> **Objectif visé**
Reproduisez à l'identique et dans son intégralité l'extrait consacré au sevrage et à l'alimentation des veaux.

> **Extrait fourni**

---

Tous attendent une ou deux semaines supplémentaires avant de les installer dans des cases collectives afin de ne pas cumuler le stress du sevrage avec celui du changement de local. Durant cette période, les niches sont parfois réaménagées pour pouvoir accueillir deux veaux. « C’est important de les sociabiliser avant le passage en cases collectives », explique Rick.
Deux-trois buvées de lait chaud pasteurisé
Les éleveurs insistent sur l’importance de donner du colostrum pendant un ou deux jours. Le plus souvent, les veaux sont ensuite nourris au lait entier pasteurisé. Il est distribué chaud, deux ou trois fois par jour, en fonction du rythme de traite. Le lait non commercialisable est valorisé ainsi mais plus de la moitié des buvées se compose de lait de bonne qualité. Les veaux reçoivent en général 4 l de lait au maximum par buvée. À l’approche du sevrage, la réduction de l’apport de lait est compensée par une augmentation de la quantité d’eau.

---

> **Informations**
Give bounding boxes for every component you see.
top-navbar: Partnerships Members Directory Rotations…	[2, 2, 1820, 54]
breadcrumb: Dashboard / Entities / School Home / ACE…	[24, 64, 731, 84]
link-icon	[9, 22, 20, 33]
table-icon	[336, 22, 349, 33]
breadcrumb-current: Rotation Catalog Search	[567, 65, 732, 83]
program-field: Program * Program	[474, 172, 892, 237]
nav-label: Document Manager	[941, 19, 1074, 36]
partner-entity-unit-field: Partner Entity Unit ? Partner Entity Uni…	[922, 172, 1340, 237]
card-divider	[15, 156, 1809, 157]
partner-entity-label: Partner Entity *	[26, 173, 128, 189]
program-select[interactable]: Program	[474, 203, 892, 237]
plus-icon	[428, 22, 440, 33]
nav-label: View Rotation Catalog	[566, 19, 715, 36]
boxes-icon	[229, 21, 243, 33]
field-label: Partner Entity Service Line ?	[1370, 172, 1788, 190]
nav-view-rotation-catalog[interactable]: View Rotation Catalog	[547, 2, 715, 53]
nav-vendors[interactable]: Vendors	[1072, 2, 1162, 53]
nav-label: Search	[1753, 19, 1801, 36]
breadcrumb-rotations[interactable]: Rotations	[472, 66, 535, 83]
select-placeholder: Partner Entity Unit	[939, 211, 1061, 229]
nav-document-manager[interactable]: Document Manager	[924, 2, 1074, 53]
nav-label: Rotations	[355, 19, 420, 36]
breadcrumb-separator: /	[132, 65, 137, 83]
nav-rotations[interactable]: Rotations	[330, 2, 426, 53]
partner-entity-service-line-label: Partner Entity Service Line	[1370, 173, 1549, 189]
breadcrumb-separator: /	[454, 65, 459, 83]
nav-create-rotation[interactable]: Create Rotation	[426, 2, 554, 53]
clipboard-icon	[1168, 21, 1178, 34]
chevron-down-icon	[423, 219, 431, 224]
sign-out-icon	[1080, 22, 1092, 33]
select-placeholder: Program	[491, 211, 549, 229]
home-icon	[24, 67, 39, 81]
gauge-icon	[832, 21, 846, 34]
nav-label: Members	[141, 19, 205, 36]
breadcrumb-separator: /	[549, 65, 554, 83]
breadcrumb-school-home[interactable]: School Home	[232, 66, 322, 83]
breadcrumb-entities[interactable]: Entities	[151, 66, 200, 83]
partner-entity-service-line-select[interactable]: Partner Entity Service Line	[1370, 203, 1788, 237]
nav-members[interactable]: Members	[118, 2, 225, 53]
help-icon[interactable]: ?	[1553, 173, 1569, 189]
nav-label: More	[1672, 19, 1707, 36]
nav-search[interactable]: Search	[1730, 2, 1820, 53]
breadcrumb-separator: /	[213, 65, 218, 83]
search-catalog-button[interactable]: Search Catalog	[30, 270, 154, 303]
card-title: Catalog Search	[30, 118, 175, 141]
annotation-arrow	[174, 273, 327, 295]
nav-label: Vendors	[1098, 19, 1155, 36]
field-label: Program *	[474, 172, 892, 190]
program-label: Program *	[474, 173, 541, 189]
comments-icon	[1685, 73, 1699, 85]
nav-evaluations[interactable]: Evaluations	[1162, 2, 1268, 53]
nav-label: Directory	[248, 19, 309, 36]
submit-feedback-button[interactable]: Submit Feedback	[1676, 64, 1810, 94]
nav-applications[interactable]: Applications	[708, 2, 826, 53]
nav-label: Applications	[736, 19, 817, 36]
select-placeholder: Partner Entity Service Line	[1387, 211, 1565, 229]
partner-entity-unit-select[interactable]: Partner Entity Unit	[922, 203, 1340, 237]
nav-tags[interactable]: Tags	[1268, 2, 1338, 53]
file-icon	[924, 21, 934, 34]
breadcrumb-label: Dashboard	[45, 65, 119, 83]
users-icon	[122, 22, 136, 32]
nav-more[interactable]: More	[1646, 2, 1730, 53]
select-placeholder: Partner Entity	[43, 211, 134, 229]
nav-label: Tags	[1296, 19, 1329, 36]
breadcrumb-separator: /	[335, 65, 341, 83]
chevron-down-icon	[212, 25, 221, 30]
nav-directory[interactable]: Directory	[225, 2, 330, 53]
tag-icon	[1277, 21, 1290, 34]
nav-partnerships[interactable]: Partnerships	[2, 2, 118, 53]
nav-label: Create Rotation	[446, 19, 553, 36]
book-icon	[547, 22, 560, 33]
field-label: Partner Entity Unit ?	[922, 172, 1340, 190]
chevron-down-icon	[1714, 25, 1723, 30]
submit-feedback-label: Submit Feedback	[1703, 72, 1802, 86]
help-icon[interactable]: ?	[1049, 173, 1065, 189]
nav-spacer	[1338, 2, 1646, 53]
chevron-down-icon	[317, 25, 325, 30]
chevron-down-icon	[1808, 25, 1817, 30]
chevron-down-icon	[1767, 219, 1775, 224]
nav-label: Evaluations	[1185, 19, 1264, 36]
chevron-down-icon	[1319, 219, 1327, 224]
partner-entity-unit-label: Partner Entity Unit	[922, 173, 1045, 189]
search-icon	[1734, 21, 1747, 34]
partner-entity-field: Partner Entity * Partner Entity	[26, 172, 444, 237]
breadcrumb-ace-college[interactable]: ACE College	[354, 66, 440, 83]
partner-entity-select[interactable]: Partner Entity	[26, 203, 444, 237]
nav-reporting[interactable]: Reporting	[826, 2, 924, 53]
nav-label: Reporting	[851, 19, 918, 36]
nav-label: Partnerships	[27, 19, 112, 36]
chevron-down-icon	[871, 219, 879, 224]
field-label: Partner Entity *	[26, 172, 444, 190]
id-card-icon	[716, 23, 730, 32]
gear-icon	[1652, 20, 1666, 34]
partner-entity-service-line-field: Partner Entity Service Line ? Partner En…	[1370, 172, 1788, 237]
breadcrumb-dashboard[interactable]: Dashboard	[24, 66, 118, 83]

---

> **Résultat obtenu**
Tous attendent une ou deux semaines supplémentaires avant de les installer dans des cases collectives afin de ne pas cumuler le stress du sevrage avec celui du changement de local. Durant cette période, les niches sont parfois réaménagées pour pouvoir accueillir deux veaux. « C’est important de les sociabiliser avant le passage en cases collectives », explique Rick.
Deux-trois buvées de lait chaud pasteurisé
Les éleveurs insistent sur l’importance de donner du colostrum pendant un ou deux jours. Le plus souvent, les veaux sont ensuite nourris au lait entier pasteurisé. Il est distribué chaud, deux ou trois fois par jour, en fonction du rythme de traite. Le lait non commercialisable est valorisé ainsi mais plus de la moitié des buvées se compose de lait de bonne qualité. Les veaux reçoivent en général 4 l de lait au maximum par buvée. À l’approche du sevrage, la réduction de l’apport de lait est compensée par une augmentation de la quantité d’eau.